## Work to be completed:
Find every line in the records that holds the string "Correlation". Copy each one.

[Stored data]
○ ○ ○ ○ ○
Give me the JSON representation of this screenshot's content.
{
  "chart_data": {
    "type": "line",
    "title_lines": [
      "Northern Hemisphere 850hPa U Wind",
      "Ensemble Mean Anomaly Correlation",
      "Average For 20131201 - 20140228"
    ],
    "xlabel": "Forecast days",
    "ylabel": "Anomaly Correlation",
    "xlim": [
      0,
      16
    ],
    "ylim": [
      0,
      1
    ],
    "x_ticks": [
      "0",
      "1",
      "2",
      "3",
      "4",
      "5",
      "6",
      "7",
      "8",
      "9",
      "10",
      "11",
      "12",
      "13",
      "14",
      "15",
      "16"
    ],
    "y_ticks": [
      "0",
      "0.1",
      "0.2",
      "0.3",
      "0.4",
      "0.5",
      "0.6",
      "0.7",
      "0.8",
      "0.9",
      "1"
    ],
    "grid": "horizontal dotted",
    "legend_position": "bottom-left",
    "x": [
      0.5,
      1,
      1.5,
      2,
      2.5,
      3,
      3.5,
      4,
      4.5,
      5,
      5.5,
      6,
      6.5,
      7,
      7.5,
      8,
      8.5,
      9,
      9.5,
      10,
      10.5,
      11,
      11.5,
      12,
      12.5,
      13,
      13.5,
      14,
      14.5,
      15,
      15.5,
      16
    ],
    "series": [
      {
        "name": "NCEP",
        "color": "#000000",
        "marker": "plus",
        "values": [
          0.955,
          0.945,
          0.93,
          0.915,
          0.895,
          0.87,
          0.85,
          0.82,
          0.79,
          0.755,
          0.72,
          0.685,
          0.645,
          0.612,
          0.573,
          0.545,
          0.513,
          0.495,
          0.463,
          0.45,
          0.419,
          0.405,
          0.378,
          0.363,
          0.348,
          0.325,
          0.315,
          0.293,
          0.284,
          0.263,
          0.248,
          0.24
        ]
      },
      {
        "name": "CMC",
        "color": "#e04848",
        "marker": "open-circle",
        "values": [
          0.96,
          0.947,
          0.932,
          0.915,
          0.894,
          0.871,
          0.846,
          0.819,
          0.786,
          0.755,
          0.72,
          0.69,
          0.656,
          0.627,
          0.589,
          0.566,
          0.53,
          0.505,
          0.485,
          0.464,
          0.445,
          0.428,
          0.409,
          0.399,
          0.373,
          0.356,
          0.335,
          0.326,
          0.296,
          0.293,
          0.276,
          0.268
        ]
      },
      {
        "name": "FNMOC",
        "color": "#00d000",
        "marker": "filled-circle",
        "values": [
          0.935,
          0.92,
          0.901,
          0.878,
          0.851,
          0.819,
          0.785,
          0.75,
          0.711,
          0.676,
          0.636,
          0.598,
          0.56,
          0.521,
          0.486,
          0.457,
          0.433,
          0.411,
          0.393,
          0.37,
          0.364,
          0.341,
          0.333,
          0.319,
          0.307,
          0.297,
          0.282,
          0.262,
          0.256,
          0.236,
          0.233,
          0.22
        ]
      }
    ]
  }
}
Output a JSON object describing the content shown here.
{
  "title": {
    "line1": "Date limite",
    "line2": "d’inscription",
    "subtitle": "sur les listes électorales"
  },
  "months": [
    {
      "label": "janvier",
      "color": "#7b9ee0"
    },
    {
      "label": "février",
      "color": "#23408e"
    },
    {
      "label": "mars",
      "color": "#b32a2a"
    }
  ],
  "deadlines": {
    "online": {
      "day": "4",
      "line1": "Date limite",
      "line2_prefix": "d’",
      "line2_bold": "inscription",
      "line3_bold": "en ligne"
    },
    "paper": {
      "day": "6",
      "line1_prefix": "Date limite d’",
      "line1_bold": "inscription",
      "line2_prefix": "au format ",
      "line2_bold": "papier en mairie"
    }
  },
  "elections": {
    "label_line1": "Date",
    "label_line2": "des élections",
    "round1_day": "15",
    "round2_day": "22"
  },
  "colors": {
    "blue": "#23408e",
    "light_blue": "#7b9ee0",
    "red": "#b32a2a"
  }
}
○ ○ ○ ○ ○
## Result:
      "Ensemble Mean Anomaly Correlation",
    "ylabel": "Anomaly Correlation",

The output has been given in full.